>> START MATERIAL TO PROCESS
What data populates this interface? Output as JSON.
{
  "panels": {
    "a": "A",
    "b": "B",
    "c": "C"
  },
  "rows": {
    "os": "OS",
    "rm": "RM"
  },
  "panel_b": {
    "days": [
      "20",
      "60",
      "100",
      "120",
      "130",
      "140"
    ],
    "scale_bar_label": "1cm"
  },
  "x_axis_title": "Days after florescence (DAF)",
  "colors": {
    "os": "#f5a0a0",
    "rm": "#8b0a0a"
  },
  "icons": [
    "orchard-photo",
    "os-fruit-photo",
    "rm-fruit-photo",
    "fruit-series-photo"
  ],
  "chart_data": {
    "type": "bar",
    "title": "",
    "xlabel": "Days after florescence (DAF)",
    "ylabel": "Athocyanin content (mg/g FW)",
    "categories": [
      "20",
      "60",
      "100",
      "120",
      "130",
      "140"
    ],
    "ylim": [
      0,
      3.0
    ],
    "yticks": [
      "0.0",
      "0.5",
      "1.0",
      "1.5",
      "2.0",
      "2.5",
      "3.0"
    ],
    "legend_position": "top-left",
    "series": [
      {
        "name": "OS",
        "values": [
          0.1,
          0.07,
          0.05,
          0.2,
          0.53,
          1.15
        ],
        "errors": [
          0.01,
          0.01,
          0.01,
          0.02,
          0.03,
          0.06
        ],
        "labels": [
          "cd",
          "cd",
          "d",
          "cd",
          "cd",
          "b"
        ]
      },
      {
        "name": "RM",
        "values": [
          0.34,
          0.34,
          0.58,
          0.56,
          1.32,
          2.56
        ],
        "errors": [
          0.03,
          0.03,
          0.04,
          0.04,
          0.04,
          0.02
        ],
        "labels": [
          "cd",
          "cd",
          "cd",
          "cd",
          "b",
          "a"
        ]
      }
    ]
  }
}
>> END MATERIAL TO PROCESS
[WHAT IS NEEDED]: From the records above, extract everything verbatim.

[RESULT OF THE TASK]:
What data populates this interface? Output as JSON.
{
  "panels": {
    "a": "A",
    "b": "B",
    "c": "C"
  },
  "rows": {
    "os": "OS",
    "rm": "RM"
  },
  "panel_b": {
    "days": [
      "20",
      "60",
      "100",
      "120",
      "130",
      "140"
    ],
    "scale_bar_label": "1cm"
  },
  "x_axis_title": "Days after florescence (DAF)",
  "colors": {
    "os": "#f5a0a0",
    "rm": "#8b0a0a"
  },
  "icons": [
    "orchard-photo",
    "os-fruit-photo",
    "rm-fruit-photo",
    "fruit-series-photo"
  ],
  "chart_data": {
    "type": "bar",
    "title": "",
    "xlabel": "Days after florescence (DAF)",
    "ylabel": "Athocyanin content (mg/g FW)",
    "categories": [
      "20",
      "60",
      "100",
      "120",
      "130",
      "140"
    ],
    "ylim": [
      0,
      3.0
    ],
    "yticks": [
      "0.0",
      "0.5",
      "1.0",
      "1.5",
      "2.0",
      "2.5",
      "3.0"
    ],
    "legend_position": "top-left",
    "series": [
      {
        "name": "OS",
        "values": [
          0.1,
          0.07,
          0.05,
          0.2,
          0.53,
          1.15
        ],
        "errors": [
          0.01,
          0.01,
          0.01,
          0.02,
          0.03,
          0.06
        ],
        "labels": [
          "cd",
          "cd",
          "d",
          "cd",
          "cd",
          "b"
        ]
      },
      {
        "name": "RM",
        "values": [
          0.34,
          0.34,
          0.58,
          0.56,
          1.32,
          2.56
        ],
        "errors": [
          0.03,
          0.03,
          0.04,
          0.04,
          0.04,
          0.02
        ],
        "labels": [
          "cd",
          "cd",
          "cd",
          "cd",
          "b",
          "a"
        ]
      }
    ]
  }
}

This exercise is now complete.